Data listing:
## Begin

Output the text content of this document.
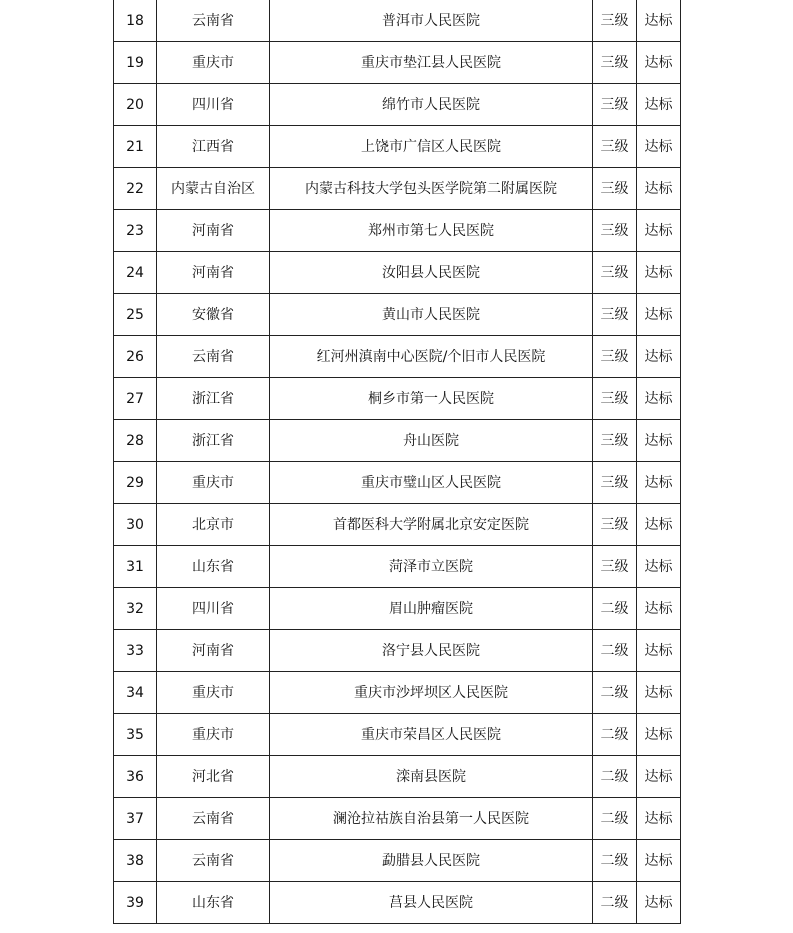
18	云南省	普洱市人民医院	三级	达标
19	重庆市	重庆市垫江县人民医院	三级	达标
20	四川省	绵竹市人民医院	三级	达标
21	江西省	上饶市广信区人民医院	三级	达标
22	内蒙古自治区	内蒙古科技大学包头医学院第二附属医院	三级	达标
23	河南省	郑州市第七人民医院	三级	达标
24	河南省	汝阳县人民医院	三级	达标
25	安徽省	黄山市人民医院	三级	达标
26	云南省	红河州滇南中心医院/个旧市人民医院	三级	达标
27	浙江省	桐乡市第一人民医院	三级	达标
28	浙江省	舟山医院	三级	达标
29	重庆市	重庆市璧山区人民医院	三级	达标
30	北京市	首都医科大学附属北京安定医院	三级	达标
31	山东省	菏泽市立医院	三级	达标
32	四川省	眉山肿瘤医院	二级	达标
33	河南省	洛宁县人民医院	二级	达标
34	重庆市	重庆市沙坪坝区人民医院	二级	达标
35	重庆市	重庆市荣昌区人民医院	二级	达标
36	河北省	滦南县医院	二级	达标
37	云南省	澜沧拉祜族自治县第一人民医院	二级	达标
38	云南省	勐腊县人民医院	二级	达标
39	山东省	莒县人民医院	二级	达标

## End

--- Task to complete ---
Write out the data precisely as given, excluding the pictures.

--- Reply to the exercise ---
Output the text content of this document.
18	云南省	普洱市人民医院	三级	达标
19	重庆市	重庆市垫江县人民医院	三级	达标
20	四川省	绵竹市人民医院	三级	达标
21	江西省	上饶市广信区人民医院	三级	达标
22	内蒙古自治区	内蒙古科技大学包头医学院第二附属医院	三级	达标
23	河南省	郑州市第七人民医院	三级	达标
24	河南省	汝阳县人民医院	三级	达标
25	安徽省	黄山市人民医院	三级	达标
26	云南省	红河州滇南中心医院/个旧市人民医院	三级	达标
27	浙江省	桐乡市第一人民医院	三级	达标
28	浙江省	舟山医院	三级	达标
29	重庆市	重庆市璧山区人民医院	三级	达标
30	北京市	首都医科大学附属北京安定医院	三级	达标
31	山东省	菏泽市立医院	三级	达标
32	四川省	眉山肿瘤医院	二级	达标
33	河南省	洛宁县人民医院	二级	达标
34	重庆市	重庆市沙坪坝区人民医院	二级	达标
35	重庆市	重庆市荣昌区人民医院	二级	达标
36	河北省	滦南县医院	二级	达标
37	云南省	澜沧拉祜族自治县第一人民医院	二级	达标
38	云南省	勐腊县人民医院	二级	达标
39	山东省	莒县人民医院	二级	达标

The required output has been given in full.